Extract the full listing verbatim and drop any pictures from your copy.
=== DATA FOR THIS EXERCISE ===
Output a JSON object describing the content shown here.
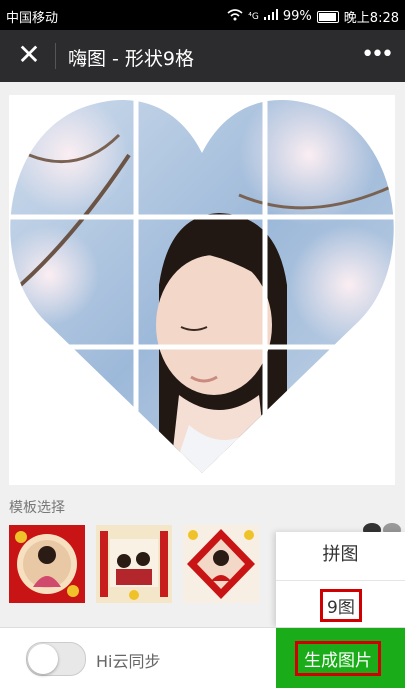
{
  "status_bar": {
    "carrier": "中国移动",
    "network": "⁴G",
    "battery": "99%",
    "time": "晚上8:28"
  },
  "title_bar": {
    "close_icon": "close-icon",
    "title": "嗨图 - 形状9格",
    "more_icon": "more-dots-icon"
  },
  "canvas": {
    "shape": "heart",
    "grid": "3x3",
    "colors": {
      "frame": "#ffffff",
      "sky": "#a9c4e0",
      "blossom": "#f4dbe3",
      "hair": "#201612"
    }
  },
  "template_section": {
    "label": "模板选择",
    "thumbnails": [
      "red-frame-template",
      "scroll-template",
      "diamond-template"
    ]
  },
  "popup_menu": {
    "item_1": "拼图",
    "item_2": "9图"
  },
  "bottom_bar": {
    "sync_label": "Hi云同步",
    "generate_label": "生成图片"
  },
  "colors": {
    "accent_green": "#1aad19",
    "highlight_red": "#d10000"
  }
}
===
■ **EXERCISE OUTPUT**
Output a JSON object describing the content shown here.
{
  "status_bar": {
    "carrier": "中国移动",
    "network": "⁴G",
    "battery": "99%",
    "time": "晚上8:28"
  },
  "title_bar": {
    "close_icon": "close-icon",
    "title": "嗨图 - 形状9格",
    "more_icon": "more-dots-icon"
  },
  "canvas": {
    "shape": "heart",
    "grid": "3x3",
    "colors": {
      "frame": "#ffffff",
      "sky": "#a9c4e0",
      "blossom": "#f4dbe3",
      "hair": "#201612"
    }
  },
  "template_section": {
    "label": "模板选择",
    "thumbnails": [
      "red-frame-template",
      "scroll-template",
      "diamond-template"
    ]
  },
  "popup_menu": {
    "item_1": "拼图",
    "item_2": "9图"
  },
  "bottom_bar": {
    "sync_label": "Hi云同步",
    "generate_label": "生成图片"
  },
  "colors": {
    "accent_green": "#1aad19",
    "highlight_red": "#d10000"
  }
}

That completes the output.